--- BEGIN Supplied entries ---

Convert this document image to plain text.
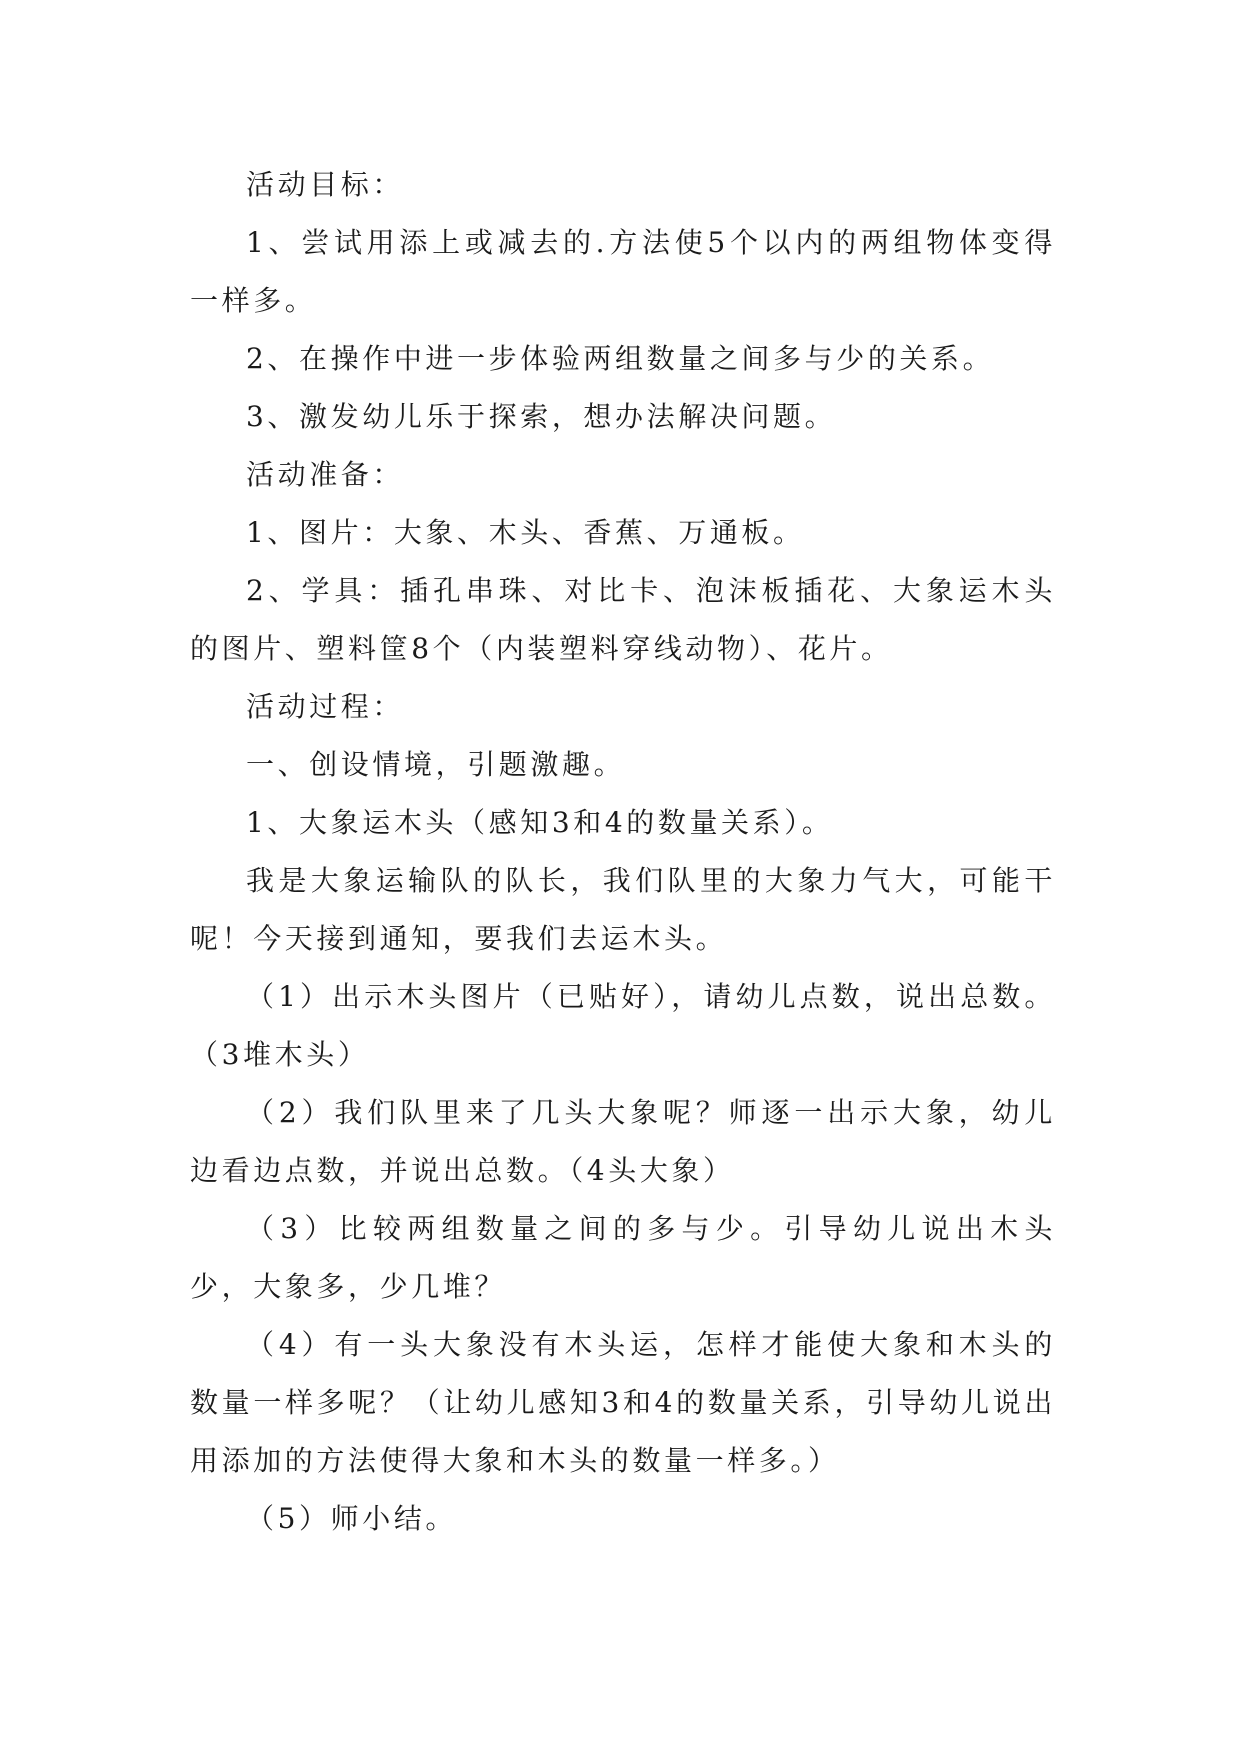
活动目标：

1、尝试用添上或减去的.方法使5个以内的两组物体变得一样多。

2、在操作中进一步体验两组数量之间多与少的关系。

3、激发幼儿乐于探索，想办法解决问题。

活动准备：

1、图片：大象、木头、香蕉、万通板。

2、学具：插孔串珠、对比卡、泡沫板插花、大象运木头的图片、塑料筐8个（内装塑料穿线动物）、花片。

活动过程：

一、创设情境，引题激趣。

1、大象运木头（感知3和4的数量关系）。

我是大象运输队的队长，我们队里的大象力气大，可能干呢！今天接到通知，要我们去运木头。

（1）出示木头图片（已贴好），请幼儿点数，说出总数。（3堆木头）

（2）我们队里来了几头大象呢？师逐一出示大象，幼儿边看边点数，并说出总数。（4头大象）

（3）比较两组数量之间的多与少。引导幼儿说出木头少，大象多，少几堆？

（4）有一头大象没有木头运，怎样才能使大象和木头的数量一样多呢？（让幼儿感知3和4的数量关系，引导幼儿说出用添加的方法使得大象和木头的数量一样多。）

（5）师小结。
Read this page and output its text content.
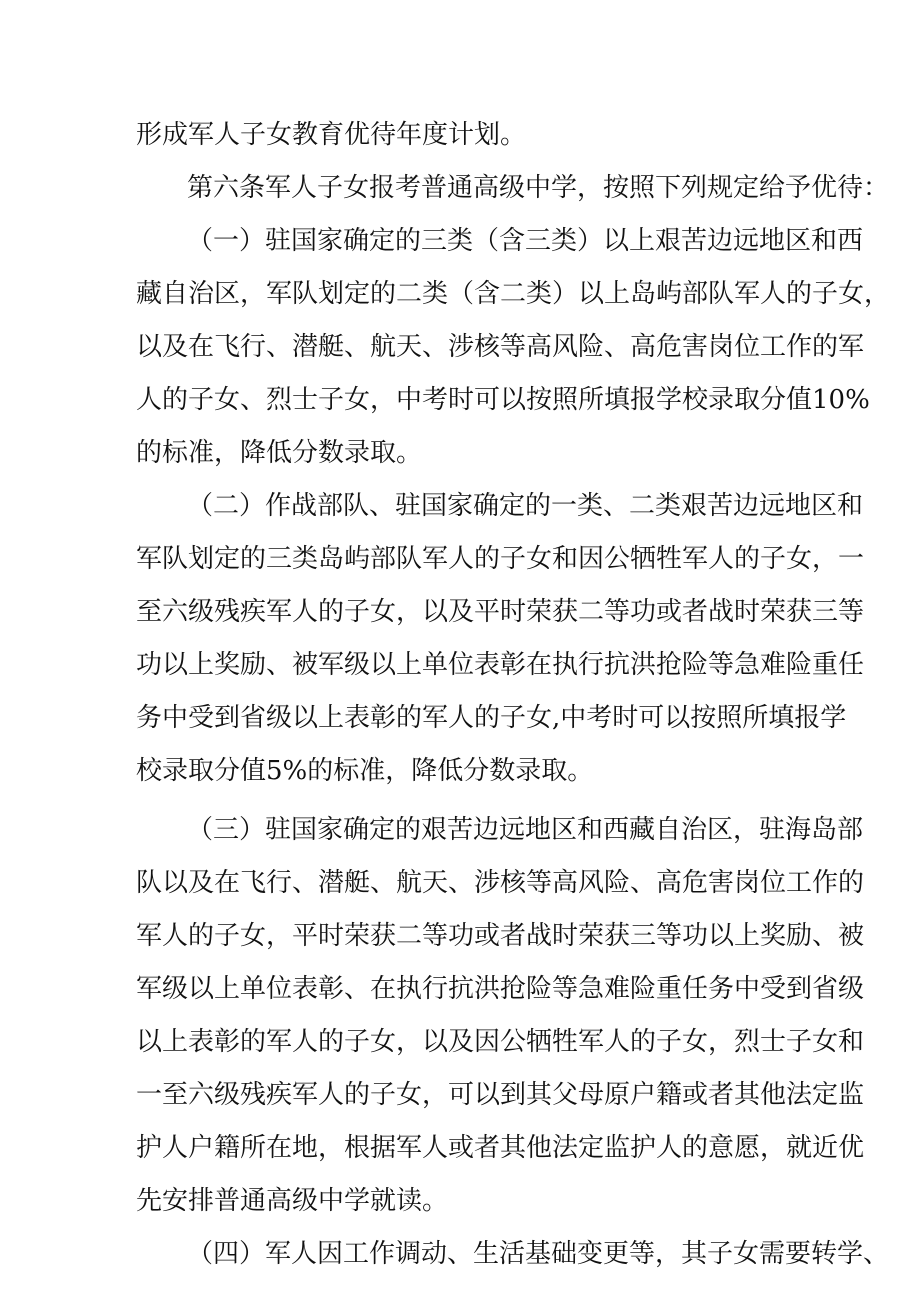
形成军人子女教育优待年度计划。
第六条军人子女报考普通高级中学，按照下列规定给予优待：
（一）驻国家确定的三类（含三类）以上艰苦边远地区和西
藏自治区，军队划定的二类（含二类）以上岛屿部队军人的子女，
以及在飞行、潜艇、航天、涉核等高风险、高危害岗位工作的军
人的子女、烈士子女，中考时可以按照所填报学校录取分值10%
的标准，降低分数录取。
（二）作战部队、驻国家确定的一类、二类艰苦边远地区和
军队划定的三类岛屿部队军人的子女和因公牺牲军人的子女，一
至六级残疾军人的子女，以及平时荣获二等功或者战时荣获三等
功以上奖励、被军级以上单位表彰在执行抗洪抢险等急难险重任
务中受到省级以上表彰的军人的子女,中考时可以按照所填报学
校录取分值5%的标准，降低分数录取。
（三）驻国家确定的艰苦边远地区和西藏自治区，驻海岛部
队以及在飞行、潜艇、航天、涉核等高风险、高危害岗位工作的
军人的子女，平时荣获二等功或者战时荣获三等功以上奖励、被
军级以上单位表彰、在执行抗洪抢险等急难险重任务中受到省级
以上表彰的军人的子女，以及因公牺牲军人的子女，烈士子女和
一至六级残疾军人的子女，可以到其父母原户籍或者其他法定监
护人户籍所在地，根据军人或者其他法定监护人的意愿，就近优
先安排普通高级中学就读。
（四）军人因工作调动、生活基础变更等，其子女需要转学、
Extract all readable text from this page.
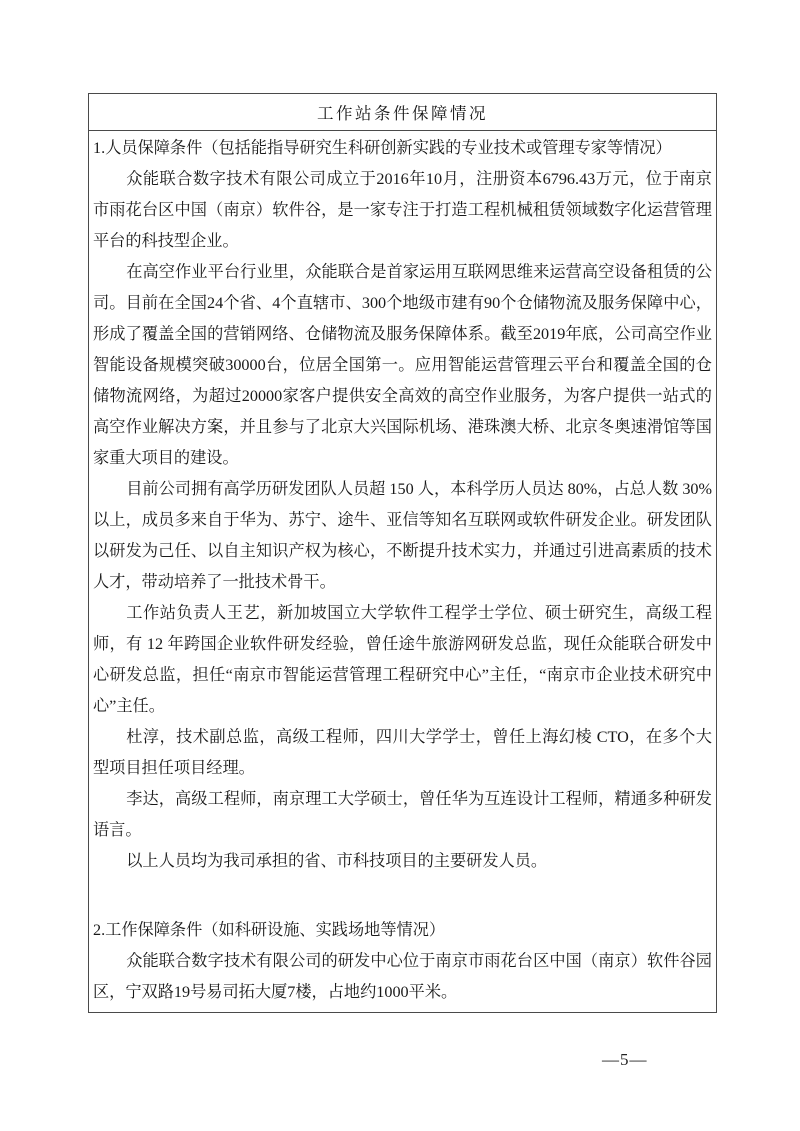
工作站条件保障情况

1.人员保障条件（包括能指导研究生科研创新实践的专业技术或管理专家等情况）

众能联合数字技术有限公司成立于2016年10月，注册资本6796.43万元，位于南京市雨花台区中国（南京）软件谷，是一家专注于打造工程机械租赁领域数字化运营管理平台的科技型企业。

在高空作业平台行业里，众能联合是首家运用互联网思维来运营高空设备租赁的公司。目前在全国24个省、4个直辖市、300个地级市建有90个仓储物流及服务保障中心，形成了覆盖全国的营销网络、仓储物流及服务保障体系。截至2019年底，公司高空作业智能设备规模突破30000台，位居全国第一。应用智能运营管理云平台和覆盖全国的仓储物流网络，为超过20000家客户提供安全高效的高空作业服务，为客户提供一站式的高空作业解决方案，并且参与了北京大兴国际机场、港珠澳大桥、北京冬奥速滑馆等国家重大项目的建设。

目前公司拥有高学历研发团队人员超 150 人，本科学历人员达 80%，占总人数 30%以上，成员多来自于华为、苏宁、途牛、亚信等知名互联网或软件研发企业。研发团队以研发为己任、以自主知识产权为核心，不断提升技术实力，并通过引进高素质的技术人才，带动培养了一批技术骨干。

工作站负责人王艺，新加坡国立大学软件工程学士学位、硕士研究生，高级工程师，有 12 年跨国企业软件研发经验，曾任途牛旅游网研发总监，现任众能联合研发中心研发总监，担任“南京市智能运营管理工程研究中心”主任，“南京市企业技术研究中心”主任。

杜淳，技术副总监，高级工程师，四川大学学士，曾任上海幻棱 CTO，在多个大型项目担任项目经理。

李达，高级工程师，南京理工大学硕士，曾任华为互连设计工程师，精通多种研发语言。

以上人员均为我司承担的省、市科技项目的主要研发人员。

2.工作保障条件（如科研设施、实践场地等情况）

众能联合数字技术有限公司的研发中心位于南京市雨花台区中国（南京）软件谷园区，宁双路19号易司拓大厦7楼，占地约1000平米。

—5—
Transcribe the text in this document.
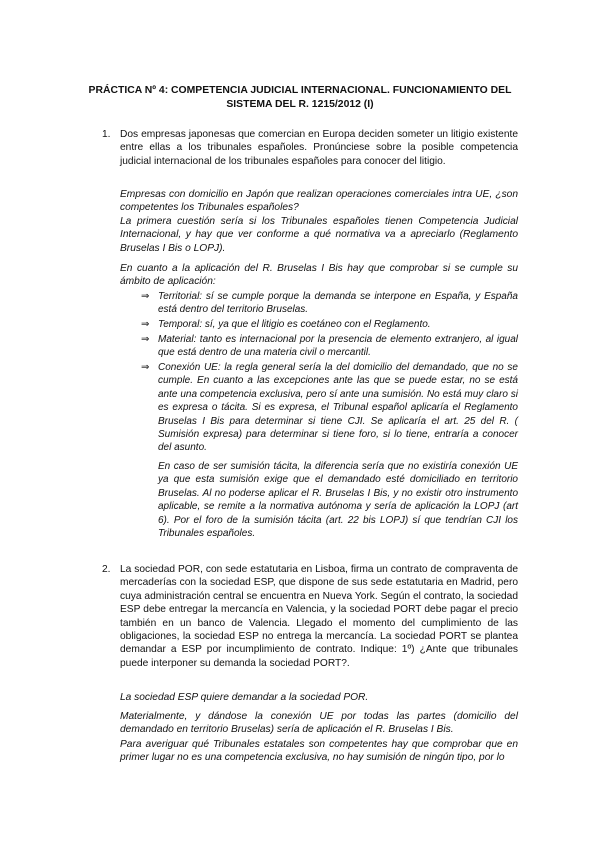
PRÁCTICA Nº 4: COMPETENCIA JUDICIAL INTERNACIONAL. FUNCIONAMIENTO DEL
SISTEMA DEL R. 1215/2012 (I)
1. Dos empresas japonesas que comercian en Europa deciden someter un litigio existente entre ellas a los tribunales españoles. Pronúnciese sobre la posible competencia judicial internacional de los tribunales españoles para conocer del litigio.

Empresas con domicilio en Japón que realizan operaciones comerciales intra UE, ¿son competentes los Tribunales españoles?

La primera cuestión sería si los Tribunales españoles tienen Competencia Judicial Internacional, y hay que ver conforme a qué normativa va a apreciarlo (Reglamento Bruselas I Bis o LOPJ).

En cuanto a la aplicación del R. Bruselas I Bis hay que comprobar si se cumple su ámbito de aplicación:

⇒ Territorial: sí se cumple porque la demanda se interpone en España, y España está dentro del territorio Bruselas.

⇒ Temporal: sí, ya que el litigio es coetáneo con el Reglamento.

⇒ Material: tanto es internacional por la presencia de elemento extranjero, al igual que está dentro de una materia civil o mercantil.

⇒ Conexión UE: la regla general sería la del domicilio del demandado, que no se cumple. En cuanto a las excepciones ante las que se puede estar, no se está ante una competencia exclusiva, pero sí ante una sumisión. No está muy claro si es expresa o tácita. Si es expresa, el Tribunal español aplicaría el Reglamento Bruselas I Bis para determinar si tiene CJI. Se aplicaría el art. 25 del R. ( Sumisión expresa) para determinar si tiene foro, si lo tiene, entraría a conocer del asunto.

En caso de ser sumisión tácita, la diferencia sería que no existiría conexión UE ya que esta sumisión exige que el demandado esté domiciliado en territorio Bruselas. Al no poderse aplicar el R. Bruselas I Bis, y no existir otro instrumento aplicable, se remite a la normativa autónoma y sería de aplicación la LOPJ (art 6). Por el foro de la sumisión tácita (art. 22 bis LOPJ) sí que tendrían CJI los Tribunales españoles.

2. La sociedad POR, con sede estatutaria en Lisboa, firma un contrato de compraventa de mercaderías con la sociedad ESP, que dispone de sus sede estatutaria en Madrid, pero cuya administración central se encuentra en Nueva York. Según el contrato, la sociedad ESP debe entregar la mercancía en Valencia, y la sociedad PORT debe pagar el precio también en un banco de Valencia. Llegado el momento del cumplimiento de las obligaciones, la sociedad ESP no entrega la mercancía. La sociedad PORT se plantea demandar a ESP por incumplimiento de contrato. Indique: 1º) ¿Ante que tribunales puede interponer su demanda la sociedad PORT?.

La sociedad ESP quiere demandar a la sociedad POR.

Materialmente, y dándose la conexión UE por todas las partes (domicilio del demandado en territorio Bruselas) sería de aplicación el R. Bruselas I Bis.

Para averiguar qué Tribunales estatales son competentes hay que comprobar que en primer lugar no es una competencia exclusiva, no hay sumisión de ningún tipo, por lo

--- END Supplied entries ---

Written problem – Reproduce the full material exactly, excluding the pictures.

Complete answer –
Convert this document image to plain text.
活动目标：

1、尝试用添上或减去的.方法使5个以内的两组物体变得一样多。

2、在操作中进一步体验两组数量之间多与少的关系。

3、激发幼儿乐于探索，想办法解决问题。

活动准备：

1、图片：大象、木头、香蕉、万通板。

2、学具：插孔串珠、对比卡、泡沫板插花、大象运木头的图片、塑料筐8个（内装塑料穿线动物）、花片。

活动过程：

一、创设情境，引题激趣。

1、大象运木头（感知3和4的数量关系）。

我是大象运输队的队长，我们队里的大象力气大，可能干呢！今天接到通知，要我们去运木头。

（1）出示木头图片（已贴好），请幼儿点数，说出总数。（3堆木头）

（2）我们队里来了几头大象呢？师逐一出示大象，幼儿边看边点数，并说出总数。（4头大象）

（3）比较两组数量之间的多与少。引导幼儿说出木头少，大象多，少几堆？

（4）有一头大象没有木头运，怎样才能使大象和木头的数量一样多呢？（让幼儿感知3和4的数量关系，引导幼儿说出用添加的方法使得大象和木头的数量一样多。）

（5）师小结。
Read this page and output its text content.
形成军人子女教育优待年度计划。
第六条军人子女报考普通高级中学，按照下列规定给予优待：
（一）驻国家确定的三类（含三类）以上艰苦边远地区和西
藏自治区，军队划定的二类（含二类）以上岛屿部队军人的子女，
以及在飞行、潜艇、航天、涉核等高风险、高危害岗位工作的军
人的子女、烈士子女，中考时可以按照所填报学校录取分值10%
的标准，降低分数录取。
（二）作战部队、驻国家确定的一类、二类艰苦边远地区和
军队划定的三类岛屿部队军人的子女和因公牺牲军人的子女，一
至六级残疾军人的子女，以及平时荣获二等功或者战时荣获三等
功以上奖励、被军级以上单位表彰在执行抗洪抢险等急难险重任
务中受到省级以上表彰的军人的子女,中考时可以按照所填报学
校录取分值5%的标准，降低分数录取。
（三）驻国家确定的艰苦边远地区和西藏自治区，驻海岛部
队以及在飞行、潜艇、航天、涉核等高风险、高危害岗位工作的
军人的子女，平时荣获二等功或者战时荣获三等功以上奖励、被
军级以上单位表彰、在执行抗洪抢险等急难险重任务中受到省级
以上表彰的军人的子女，以及因公牺牲军人的子女，烈士子女和
一至六级残疾军人的子女，可以到其父母原户籍或者其他法定监
护人户籍所在地，根据军人或者其他法定监护人的意愿，就近优
先安排普通高级中学就读。
（四）军人因工作调动、生活基础变更等，其子女需要转学、
Extract all readable text from this page.
工作站条件保障情况

1.人员保障条件（包括能指导研究生科研创新实践的专业技术或管理专家等情况）

众能联合数字技术有限公司成立于2016年10月，注册资本6796.43万元，位于南京市雨花台区中国（南京）软件谷，是一家专注于打造工程机械租赁领域数字化运营管理平台的科技型企业。

在高空作业平台行业里，众能联合是首家运用互联网思维来运营高空设备租赁的公司。目前在全国24个省、4个直辖市、300个地级市建有90个仓储物流及服务保障中心，形成了覆盖全国的营销网络、仓储物流及服务保障体系。截至2019年底，公司高空作业智能设备规模突破30000台，位居全国第一。应用智能运营管理云平台和覆盖全国的仓储物流网络，为超过20000家客户提供安全高效的高空作业服务，为客户提供一站式的高空作业解决方案，并且参与了北京大兴国际机场、港珠澳大桥、北京冬奥速滑馆等国家重大项目的建设。

目前公司拥有高学历研发团队人员超 150 人，本科学历人员达 80%，占总人数 30%以上，成员多来自于华为、苏宁、途牛、亚信等知名互联网或软件研发企业。研发团队以研发为己任、以自主知识产权为核心，不断提升技术实力，并通过引进高素质的技术人才，带动培养了一批技术骨干。

工作站负责人王艺，新加坡国立大学软件工程学士学位、硕士研究生，高级工程师，有 12 年跨国企业软件研发经验，曾任途牛旅游网研发总监，现任众能联合研发中心研发总监，担任“南京市智能运营管理工程研究中心”主任，“南京市企业技术研究中心”主任。

杜淳，技术副总监，高级工程师，四川大学学士，曾任上海幻棱 CTO，在多个大型项目担任项目经理。

李达，高级工程师，南京理工大学硕士，曾任华为互连设计工程师，精通多种研发语言。

以上人员均为我司承担的省、市科技项目的主要研发人员。

2.工作保障条件（如科研设施、实践场地等情况）

众能联合数字技术有限公司的研发中心位于南京市雨花台区中国（南京）软件谷园区，宁双路19号易司拓大厦7楼，占地约1000平米。

—5—
Transcribe the text in this document.
PRÁCTICA Nº 4: COMPETENCIA JUDICIAL INTERNACIONAL. FUNCIONAMIENTO DEL
SISTEMA DEL R. 1215/2012 (I)
1. Dos empresas japonesas que comercian en Europa deciden someter un litigio existente entre ellas a los tribunales españoles. Pronúnciese sobre la posible competencia judicial internacional de los tribunales españoles para conocer del litigio.

Empresas con domicilio en Japón que realizan operaciones comerciales intra UE, ¿son competentes los Tribunales españoles?

La primera cuestión sería si los Tribunales españoles tienen Competencia Judicial Internacional, y hay que ver conforme a qué normativa va a apreciarlo (Reglamento Bruselas I Bis o LOPJ).

En cuanto a la aplicación del R. Bruselas I Bis hay que comprobar si se cumple su ámbito de aplicación:

⇒ Territorial: sí se cumple porque la demanda se interpone en España, y España está dentro del territorio Bruselas.

⇒ Temporal: sí, ya que el litigio es coetáneo con el Reglamento.

⇒ Material: tanto es internacional por la presencia de elemento extranjero, al igual que está dentro de una materia civil o mercantil.

⇒ Conexión UE: la regla general sería la del domicilio del demandado, que no se cumple. En cuanto a las excepciones ante las que se puede estar, no se está ante una competencia exclusiva, pero sí ante una sumisión. No está muy claro si es expresa o tácita. Si es expresa, el Tribunal español aplicaría el Reglamento Bruselas I Bis para determinar si tiene CJI. Se aplicaría el art. 25 del R. ( Sumisión expresa) para determinar si tiene foro, si lo tiene, entraría a conocer del asunto.

En caso de ser sumisión tácita, la diferencia sería que no existiría conexión UE ya que esta sumisión exige que el demandado esté domiciliado en territorio Bruselas. Al no poderse aplicar el R. Bruselas I Bis, y no existir otro instrumento aplicable, se remite a la normativa autónoma y sería de aplicación la LOPJ (art 6). Por el foro de la sumisión tácita (art. 22 bis LOPJ) sí que tendrían CJI los Tribunales españoles.

2. La sociedad POR, con sede estatutaria en Lisboa, firma un contrato de compraventa de mercaderías con la sociedad ESP, que dispone de sus sede estatutaria en Madrid, pero cuya administración central se encuentra en Nueva York. Según el contrato, la sociedad ESP debe entregar la mercancía en Valencia, y la sociedad PORT debe pagar el precio también en un banco de Valencia. Llegado el momento del cumplimiento de las obligaciones, la sociedad ESP no entrega la mercancía. La sociedad PORT se plantea demandar a ESP por incumplimiento de contrato. Indique: 1º) ¿Ante que tribunales puede interponer su demanda la sociedad PORT?.

La sociedad ESP quiere demandar a la sociedad POR.

Materialmente, y dándose la conexión UE por todas las partes (domicilio del demandado en territorio Bruselas) sería de aplicación el R. Bruselas I Bis.

Para averiguar qué Tribunales estatales son competentes hay que comprobar que en primer lugar no es una competencia exclusiva, no hay sumisión de ningún tipo, por lo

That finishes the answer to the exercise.